_What the task requires:_ Without the pictures, write out all the lines below exactly as they appear.

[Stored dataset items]
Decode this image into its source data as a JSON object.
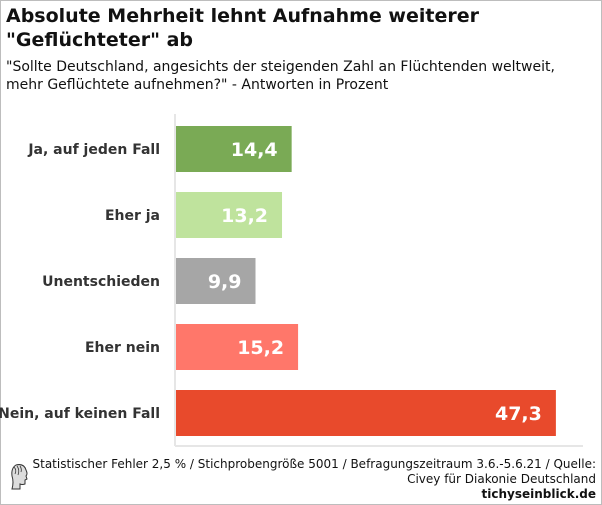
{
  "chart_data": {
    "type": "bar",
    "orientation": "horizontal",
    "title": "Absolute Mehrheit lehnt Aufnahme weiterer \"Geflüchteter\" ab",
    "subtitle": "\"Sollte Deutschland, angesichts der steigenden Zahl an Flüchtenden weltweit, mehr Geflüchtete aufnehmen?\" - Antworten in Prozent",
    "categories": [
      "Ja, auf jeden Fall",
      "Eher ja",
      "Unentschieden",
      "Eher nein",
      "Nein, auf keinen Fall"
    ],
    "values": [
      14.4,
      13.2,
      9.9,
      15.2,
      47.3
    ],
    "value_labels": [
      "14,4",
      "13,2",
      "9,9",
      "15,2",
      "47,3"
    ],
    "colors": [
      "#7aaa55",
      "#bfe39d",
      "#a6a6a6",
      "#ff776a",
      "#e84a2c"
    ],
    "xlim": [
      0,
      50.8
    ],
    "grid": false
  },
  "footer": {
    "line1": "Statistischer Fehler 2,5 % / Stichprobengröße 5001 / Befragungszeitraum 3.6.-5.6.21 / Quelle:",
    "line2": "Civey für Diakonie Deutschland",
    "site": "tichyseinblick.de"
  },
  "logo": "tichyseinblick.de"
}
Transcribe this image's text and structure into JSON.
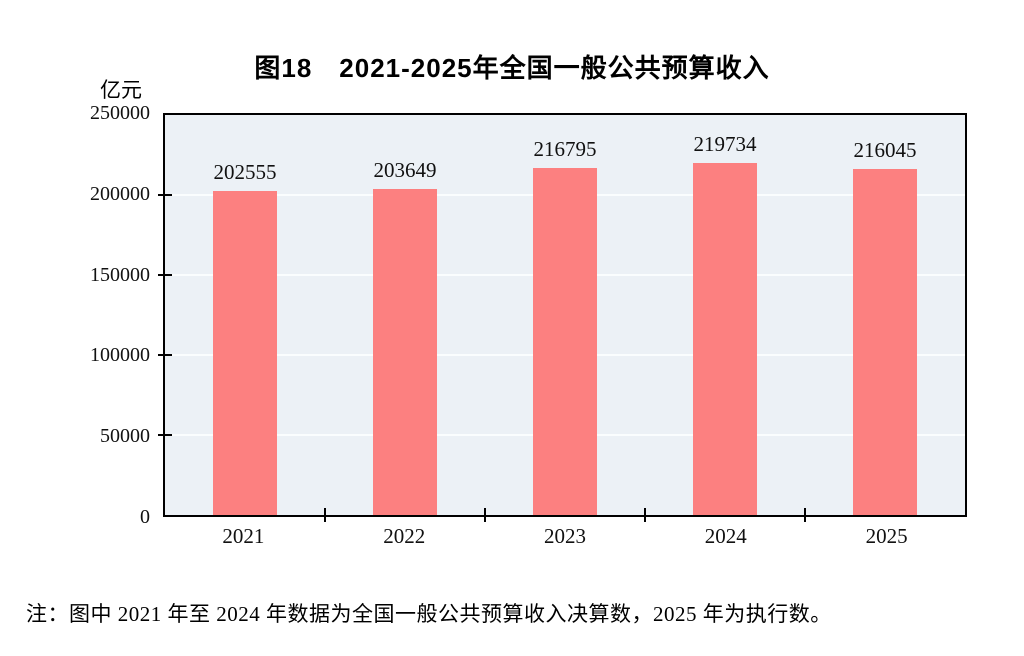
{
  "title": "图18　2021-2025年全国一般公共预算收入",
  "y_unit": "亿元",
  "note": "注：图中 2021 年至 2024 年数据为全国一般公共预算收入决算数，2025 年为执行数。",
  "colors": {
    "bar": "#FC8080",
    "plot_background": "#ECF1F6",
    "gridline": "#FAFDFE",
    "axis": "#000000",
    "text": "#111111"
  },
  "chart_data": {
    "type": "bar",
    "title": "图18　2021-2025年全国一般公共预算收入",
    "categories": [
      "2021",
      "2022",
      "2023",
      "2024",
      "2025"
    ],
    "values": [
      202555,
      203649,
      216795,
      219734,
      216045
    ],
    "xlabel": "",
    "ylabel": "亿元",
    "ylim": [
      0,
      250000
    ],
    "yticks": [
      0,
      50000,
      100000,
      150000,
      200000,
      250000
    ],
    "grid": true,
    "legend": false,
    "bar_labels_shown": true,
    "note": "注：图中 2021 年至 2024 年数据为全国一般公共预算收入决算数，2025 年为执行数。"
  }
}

_Correct result:_
Decode this image into its source data as a JSON object.
{
  "chart_data": {
    "type": "bar",
    "orientation": "horizontal",
    "title": "Absolute Mehrheit lehnt Aufnahme weiterer \"Geflüchteter\" ab",
    "subtitle": "\"Sollte Deutschland, angesichts der steigenden Zahl an Flüchtenden weltweit, mehr Geflüchtete aufnehmen?\" - Antworten in Prozent",
    "categories": [
      "Ja, auf jeden Fall",
      "Eher ja",
      "Unentschieden",
      "Eher nein",
      "Nein, auf keinen Fall"
    ],
    "values": [
      14.4,
      13.2,
      9.9,
      15.2,
      47.3
    ],
    "value_labels": [
      "14,4",
      "13,2",
      "9,9",
      "15,2",
      "47,3"
    ],
    "colors": [
      "#7aaa55",
      "#bfe39d",
      "#a6a6a6",
      "#ff776a",
      "#e84a2c"
    ],
    "xlim": [
      0,
      50.8
    ],
    "grid": false
  },
  "footer": {
    "line1": "Statistischer Fehler 2,5 % / Stichprobengröße 5001 / Befragungszeitraum 3.6.-5.6.21 / Quelle:",
    "line2": "Civey für Diakonie Deutschland",
    "site": "tichyseinblick.de"
  },
  "logo": "tichyseinblick.de"
}
Transcribe this image's text and structure into JSON.
{
  "title": "图18　2021-2025年全国一般公共预算收入",
  "y_unit": "亿元",
  "note": "注：图中 2021 年至 2024 年数据为全国一般公共预算收入决算数，2025 年为执行数。",
  "colors": {
    "bar": "#FC8080",
    "plot_background": "#ECF1F6",
    "gridline": "#FAFDFE",
    "axis": "#000000",
    "text": "#111111"
  },
  "chart_data": {
    "type": "bar",
    "title": "图18　2021-2025年全国一般公共预算收入",
    "categories": [
      "2021",
      "2022",
      "2023",
      "2024",
      "2025"
    ],
    "values": [
      202555,
      203649,
      216795,
      219734,
      216045
    ],
    "xlabel": "",
    "ylabel": "亿元",
    "ylim": [
      0,
      250000
    ],
    "yticks": [
      0,
      50000,
      100000,
      150000,
      200000,
      250000
    ],
    "grid": true,
    "legend": false,
    "bar_labels_shown": true,
    "note": "注：图中 2021 年至 2024 年数据为全国一般公共预算收入决算数，2025 年为执行数。"
  }
}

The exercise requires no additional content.